Excerpt from a dataset:
————————

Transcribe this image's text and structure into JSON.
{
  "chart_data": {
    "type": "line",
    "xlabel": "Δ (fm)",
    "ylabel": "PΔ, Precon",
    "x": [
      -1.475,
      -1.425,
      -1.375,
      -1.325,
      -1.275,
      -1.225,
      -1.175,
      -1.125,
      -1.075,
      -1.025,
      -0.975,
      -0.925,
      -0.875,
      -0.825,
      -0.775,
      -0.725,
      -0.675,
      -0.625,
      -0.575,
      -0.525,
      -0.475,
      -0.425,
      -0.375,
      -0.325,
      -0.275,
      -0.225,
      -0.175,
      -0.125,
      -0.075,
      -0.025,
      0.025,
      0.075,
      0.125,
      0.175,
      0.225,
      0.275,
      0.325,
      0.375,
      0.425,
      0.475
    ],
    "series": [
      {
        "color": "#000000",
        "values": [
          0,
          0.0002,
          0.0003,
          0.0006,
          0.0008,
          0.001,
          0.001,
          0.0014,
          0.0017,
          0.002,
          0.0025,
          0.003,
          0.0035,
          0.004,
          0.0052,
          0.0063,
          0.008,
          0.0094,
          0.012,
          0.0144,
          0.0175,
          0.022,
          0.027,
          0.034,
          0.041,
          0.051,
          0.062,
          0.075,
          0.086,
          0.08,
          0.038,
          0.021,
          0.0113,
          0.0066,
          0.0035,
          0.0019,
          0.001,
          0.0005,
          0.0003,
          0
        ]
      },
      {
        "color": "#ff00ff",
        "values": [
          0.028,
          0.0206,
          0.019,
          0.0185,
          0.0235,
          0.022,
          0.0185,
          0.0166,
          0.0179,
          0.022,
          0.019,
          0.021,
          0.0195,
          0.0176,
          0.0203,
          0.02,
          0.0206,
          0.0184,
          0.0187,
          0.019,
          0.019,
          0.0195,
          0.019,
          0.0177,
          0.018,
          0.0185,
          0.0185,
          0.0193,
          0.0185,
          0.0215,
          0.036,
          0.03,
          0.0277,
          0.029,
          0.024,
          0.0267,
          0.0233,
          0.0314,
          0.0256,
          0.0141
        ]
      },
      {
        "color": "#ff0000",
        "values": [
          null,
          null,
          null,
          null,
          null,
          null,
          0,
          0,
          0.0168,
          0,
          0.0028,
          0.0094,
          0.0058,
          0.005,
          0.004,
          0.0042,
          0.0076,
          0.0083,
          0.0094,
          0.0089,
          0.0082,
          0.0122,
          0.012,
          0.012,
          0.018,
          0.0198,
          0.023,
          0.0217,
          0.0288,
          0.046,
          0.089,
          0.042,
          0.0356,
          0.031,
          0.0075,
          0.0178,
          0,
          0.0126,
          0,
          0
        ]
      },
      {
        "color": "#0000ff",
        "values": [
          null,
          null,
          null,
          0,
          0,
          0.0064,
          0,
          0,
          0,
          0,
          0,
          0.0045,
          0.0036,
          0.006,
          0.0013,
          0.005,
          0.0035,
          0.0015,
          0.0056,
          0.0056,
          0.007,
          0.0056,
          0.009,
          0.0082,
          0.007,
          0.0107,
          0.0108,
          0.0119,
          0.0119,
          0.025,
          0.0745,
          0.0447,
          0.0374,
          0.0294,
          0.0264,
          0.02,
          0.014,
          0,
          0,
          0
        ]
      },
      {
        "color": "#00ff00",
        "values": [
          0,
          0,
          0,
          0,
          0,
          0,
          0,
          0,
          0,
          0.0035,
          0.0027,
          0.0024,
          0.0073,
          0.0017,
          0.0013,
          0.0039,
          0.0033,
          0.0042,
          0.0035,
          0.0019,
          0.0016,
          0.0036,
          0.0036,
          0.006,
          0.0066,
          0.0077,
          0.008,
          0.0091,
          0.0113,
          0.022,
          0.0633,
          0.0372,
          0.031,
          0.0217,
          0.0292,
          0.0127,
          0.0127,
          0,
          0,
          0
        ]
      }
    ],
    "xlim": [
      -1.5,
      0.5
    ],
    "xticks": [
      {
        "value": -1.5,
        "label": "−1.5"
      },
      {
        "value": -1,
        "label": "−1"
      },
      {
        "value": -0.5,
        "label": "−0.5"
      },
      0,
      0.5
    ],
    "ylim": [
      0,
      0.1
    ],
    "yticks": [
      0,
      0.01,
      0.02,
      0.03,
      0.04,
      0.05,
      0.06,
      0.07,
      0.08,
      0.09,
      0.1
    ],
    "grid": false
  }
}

————————

* [What you should do]: Extract each line of the listing above, copying it word for word.

* [Exercise answer]:
Transcribe this image's text and structure into JSON.
{
  "chart_data": {
    "type": "line",
    "xlabel": "Δ (fm)",
    "ylabel": "PΔ, Precon",
    "x": [
      -1.475,
      -1.425,
      -1.375,
      -1.325,
      -1.275,
      -1.225,
      -1.175,
      -1.125,
      -1.075,
      -1.025,
      -0.975,
      -0.925,
      -0.875,
      -0.825,
      -0.775,
      -0.725,
      -0.675,
      -0.625,
      -0.575,
      -0.525,
      -0.475,
      -0.425,
      -0.375,
      -0.325,
      -0.275,
      -0.225,
      -0.175,
      -0.125,
      -0.075,
      -0.025,
      0.025,
      0.075,
      0.125,
      0.175,
      0.225,
      0.275,
      0.325,
      0.375,
      0.425,
      0.475
    ],
    "series": [
      {
        "color": "#000000",
        "values": [
          0,
          0.0002,
          0.0003,
          0.0006,
          0.0008,
          0.001,
          0.001,
          0.0014,
          0.0017,
          0.002,
          0.0025,
          0.003,
          0.0035,
          0.004,
          0.0052,
          0.0063,
          0.008,
          0.0094,
          0.012,
          0.0144,
          0.0175,
          0.022,
          0.027,
          0.034,
          0.041,
          0.051,
          0.062,
          0.075,
          0.086,
          0.08,
          0.038,
          0.021,
          0.0113,
          0.0066,
          0.0035,
          0.0019,
          0.001,
          0.0005,
          0.0003,
          0
        ]
      },
      {
        "color": "#ff00ff",
        "values": [
          0.028,
          0.0206,
          0.019,
          0.0185,
          0.0235,
          0.022,
          0.0185,
          0.0166,
          0.0179,
          0.022,
          0.019,
          0.021,
          0.0195,
          0.0176,
          0.0203,
          0.02,
          0.0206,
          0.0184,
          0.0187,
          0.019,
          0.019,
          0.0195,
          0.019,
          0.0177,
          0.018,
          0.0185,
          0.0185,
          0.0193,
          0.0185,
          0.0215,
          0.036,
          0.03,
          0.0277,
          0.029,
          0.024,
          0.0267,
          0.0233,
          0.0314,
          0.0256,
          0.0141
        ]
      },
      {
        "color": "#ff0000",
        "values": [
          null,
          null,
          null,
          null,
          null,
          null,
          0,
          0,
          0.0168,
          0,
          0.0028,
          0.0094,
          0.0058,
          0.005,
          0.004,
          0.0042,
          0.0076,
          0.0083,
          0.0094,
          0.0089,
          0.0082,
          0.0122,
          0.012,
          0.012,
          0.018,
          0.0198,
          0.023,
          0.0217,
          0.0288,
          0.046,
          0.089,
          0.042,
          0.0356,
          0.031,
          0.0075,
          0.0178,
          0,
          0.0126,
          0,
          0
        ]
      },
      {
        "color": "#0000ff",
        "values": [
          null,
          null,
          null,
          0,
          0,
          0.0064,
          0,
          0,
          0,
          0,
          0,
          0.0045,
          0.0036,
          0.006,
          0.0013,
          0.005,
          0.0035,
          0.0015,
          0.0056,
          0.0056,
          0.007,
          0.0056,
          0.009,
          0.0082,
          0.007,
          0.0107,
          0.0108,
          0.0119,
          0.0119,
          0.025,
          0.0745,
          0.0447,
          0.0374,
          0.0294,
          0.0264,
          0.02,
          0.014,
          0,
          0,
          0
        ]
      },
      {
        "color": "#00ff00",
        "values": [
          0,
          0,
          0,
          0,
          0,
          0,
          0,
          0,
          0,
          0.0035,
          0.0027,
          0.0024,
          0.0073,
          0.0017,
          0.0013,
          0.0039,
          0.0033,
          0.0042,
          0.0035,
          0.0019,
          0.0016,
          0.0036,
          0.0036,
          0.006,
          0.0066,
          0.0077,
          0.008,
          0.0091,
          0.0113,
          0.022,
          0.0633,
          0.0372,
          0.031,
          0.0217,
          0.0292,
          0.0127,
          0.0127,
          0,
          0,
          0
        ]
      }
    ],
    "xlim": [
      -1.5,
      0.5
    ],
    "xticks": [
      {
        "value": -1.5,
        "label": "−1.5"
      },
      {
        "value": -1,
        "label": "−1"
      },
      {
        "value": -0.5,
        "label": "−0.5"
      },
      0,
      0.5
    ],
    "ylim": [
      0,
      0.1
    ],
    "yticks": [
      0,
      0.01,
      0.02,
      0.03,
      0.04,
      0.05,
      0.06,
      0.07,
      0.08,
      0.09,
      0.1
    ],
    "grid": false
  }
}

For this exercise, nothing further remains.